• Exercise description: Copy out the records in full, word for word, without pictures.

• Records for the task:
# # # # # # #
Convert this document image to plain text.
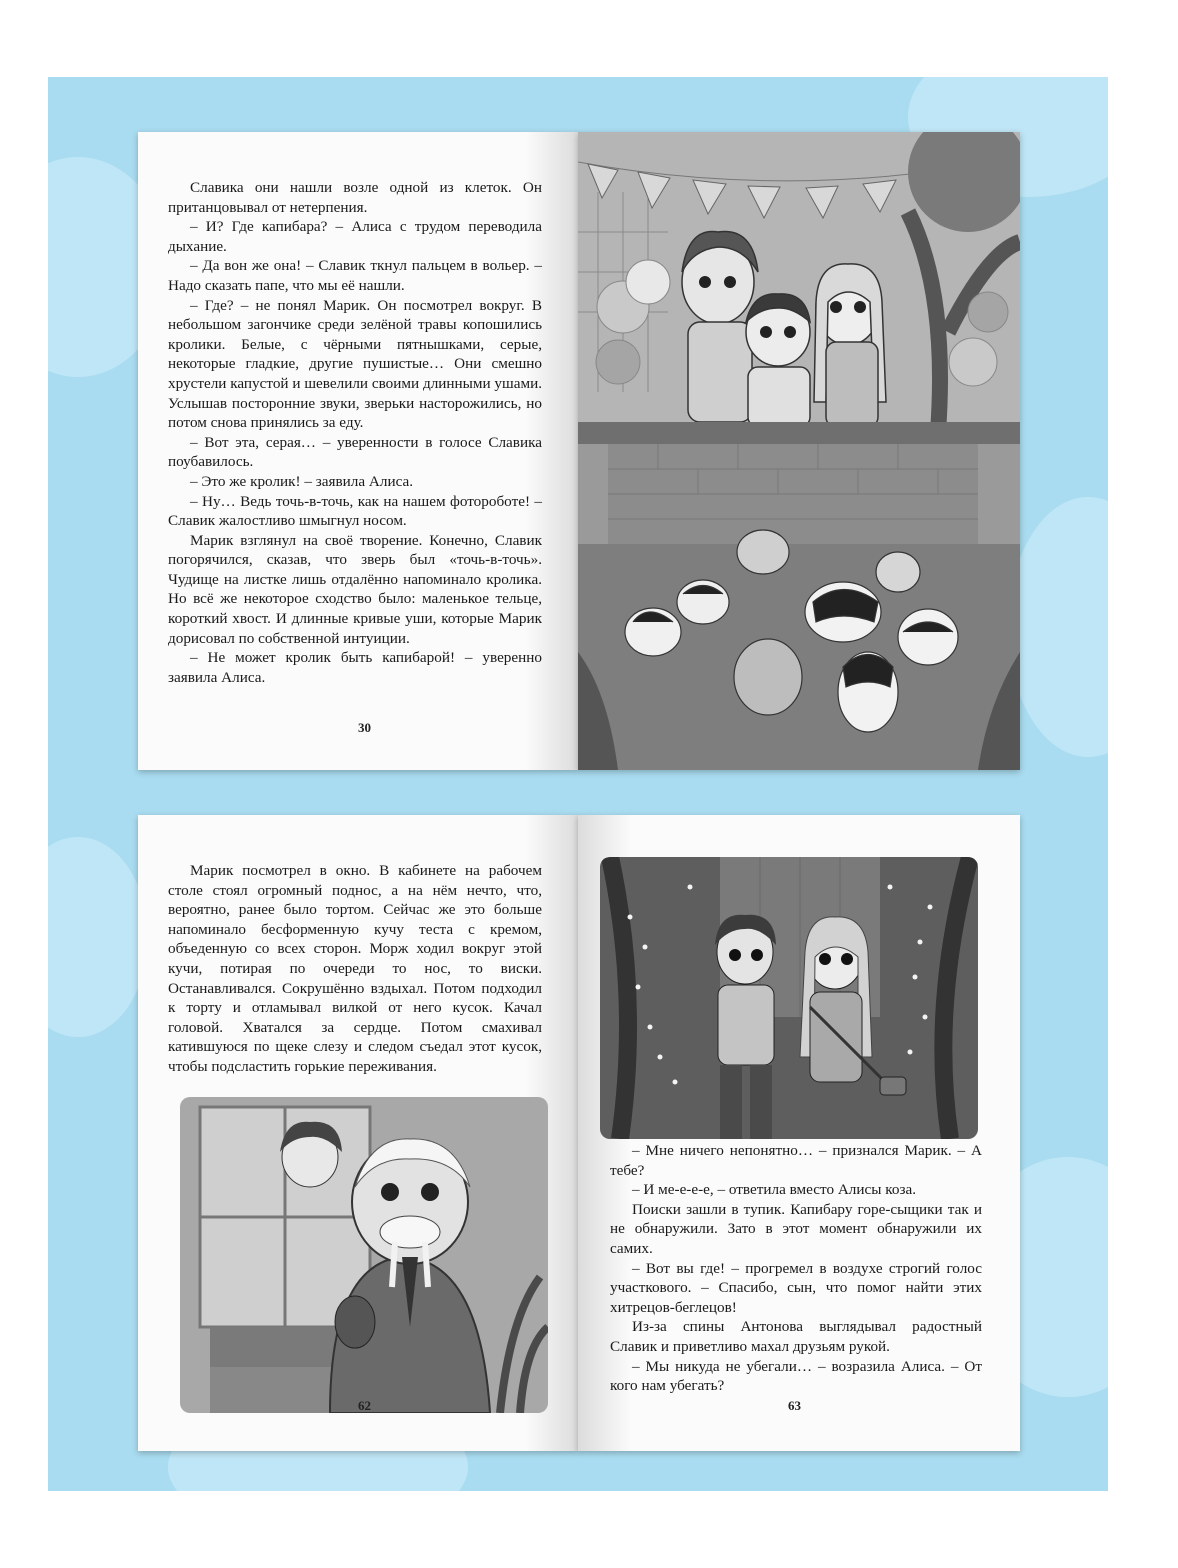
Славика они нашли возле одной из клеток. Он пританцовывал от нетерпения.

– И? Где капибара? – Алиса с трудом переводила дыхание.

– Да вон же она! – Славик ткнул пальцем в вольер. – Надо сказать папе, что мы её нашли.

– Где? – не понял Марик. Он посмотрел вокруг. В небольшом загончике среди зелёной травы копошились кролики. Белые, с чёрными пятнышками, серые, некоторые гладкие, другие пушистые… Они смешно хрустели капустой и шевелили своими длинными ушами. Услышав посторонние звуки, зверьки насторожились, но потом снова принялись за еду.

– Вот эта, серая… – уверенности в голосе Славика поубавилось.

– Это же кролик! – заявила Алиса.

– Ну… Ведь точь-в-точь, как на нашем фотороботе! – Славик жалостливо шмыгнул носом.

Марик взглянул на своё творение. Конечно, Славик погорячился, сказав, что зверь был «точь-в-точь». Чудище на листке лишь отдалённо напоминало кролика. Но всё же некоторое сходство было: маленькое тельце, короткий хвост. И длинные кривые уши, которые Марик дорисовал по собственной интуиции.

– Не может кролик быть капибарой! – уверенно заявила Алиса.

30

Марик посмотрел в окно. В кабинете на рабочем столе стоял огромный поднос, а на нём нечто, что, вероятно, ранее было тортом. Сейчас же это больше напоминало бесформенную кучу теста с кремом, объеденную со всех сторон. Морж ходил вокруг этой кучи, потирая по очереди то нос, то виски. Останавливался. Сокрушённо вздыхал. Потом подходил к торту и отламывал вилкой от него кусок. Качал головой. Хватался за сердце. Потом смахивал катившуюся по щеке слезу и следом съедал этот кусок, чтобы подсластить горькие переживания.

62

– Мне ничего непонятно… – признался Марик. – А тебе?

– И ме-е-е-е, – ответила вместо Алисы коза.

Поиски зашли в тупик. Капибару горе-сыщики так и не обнаружили. Зато в этот момент обнаружили их самих.

– Вот вы где! – прогремел в воздухе строгий голос участкового. – Спасибо, сын, что помог найти этих хитрецов-беглецов!

Из-за спины Антонова выглядывал радостный Славик и приветливо махал друзьям рукой.

– Мы никуда не убегали… – возразила Алиса. – От кого нам убегать?

63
# # # # # # #
• Output of the exercise:
Convert this document image to plain text.
Славика они нашли возле одной из клеток. Он пританцовывал от нетерпения.

– И? Где капибара? – Алиса с трудом переводила дыхание.

– Да вон же она! – Славик ткнул пальцем в вольер. – Надо сказать папе, что мы её нашли.

– Где? – не понял Марик. Он посмотрел вокруг. В небольшом загончике среди зелёной травы копошились кролики. Белые, с чёрными пятнышками, серые, некоторые гладкие, другие пушистые… Они смешно хрустели капустой и шевелили своими длинными ушами. Услышав посторонние звуки, зверьки насторожились, но потом снова принялись за еду.

– Вот эта, серая… – уверенности в голосе Славика поубавилось.

– Это же кролик! – заявила Алиса.

– Ну… Ведь точь-в-точь, как на нашем фотороботе! – Славик жалостливо шмыгнул носом.

Марик взглянул на своё творение. Конечно, Славик погорячился, сказав, что зверь был «точь-в-точь». Чудище на листке лишь отдалённо напоминало кролика. Но всё же некоторое сходство было: маленькое тельце, короткий хвост. И длинные кривые уши, которые Марик дорисовал по собственной интуиции.

– Не может кролик быть капибарой! – уверенно заявила Алиса.

30

Марик посмотрел в окно. В кабинете на рабочем столе стоял огромный поднос, а на нём нечто, что, вероятно, ранее было тортом. Сейчас же это больше напоминало бесформенную кучу теста с кремом, объеденную со всех сторон. Морж ходил вокруг этой кучи, потирая по очереди то нос, то виски. Останавливался. Сокрушённо вздыхал. Потом подходил к торту и отламывал вилкой от него кусок. Качал головой. Хватался за сердце. Потом смахивал катившуюся по щеке слезу и следом съедал этот кусок, чтобы подсластить горькие переживания.

62

– Мне ничего непонятно… – признался Марик. – А тебе?

– И ме-е-е-е, – ответила вместо Алисы коза.

Поиски зашли в тупик. Капибару горе-сыщики так и не обнаружили. Зато в этот момент обнаружили их самих.

– Вот вы где! – прогремел в воздухе строгий голос участкового. – Спасибо, сын, что помог найти этих хитрецов-беглецов!

Из-за спины Антонова выглядывал радостный Славик и приветливо махал друзьям рукой.

– Мы никуда не убегали… – возразила Алиса. – От кого нам убегать?

63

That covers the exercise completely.